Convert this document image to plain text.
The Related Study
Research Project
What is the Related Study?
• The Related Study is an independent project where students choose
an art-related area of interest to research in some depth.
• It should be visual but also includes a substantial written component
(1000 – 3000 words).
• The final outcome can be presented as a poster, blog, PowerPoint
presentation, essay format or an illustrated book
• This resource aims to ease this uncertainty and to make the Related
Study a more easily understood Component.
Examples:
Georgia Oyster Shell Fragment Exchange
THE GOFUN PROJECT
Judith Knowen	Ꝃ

> _WORK REQUIRED_: Repeat all entries. Match them exactly.

> _SOLVED PROBLEM_:
Convert this document image to plain text.
The Related Study
Research Project
What is the Related Study?
• The Related Study is an independent project where students choose
an art-related area of interest to research in some depth.
• It should be visual but also includes a substantial written component
(1000 – 3000 words).
• The final outcome can be presented as a poster, blog, PowerPoint
presentation, essay format or an illustrated book
• This resource aims to ease this uncertainty and to make the Related
Study a more easily understood Component.
Examples:
Georgia Oyster Shell Fragment Exchange
THE GOFUN PROJECT
Judith Knowen	Ꝃ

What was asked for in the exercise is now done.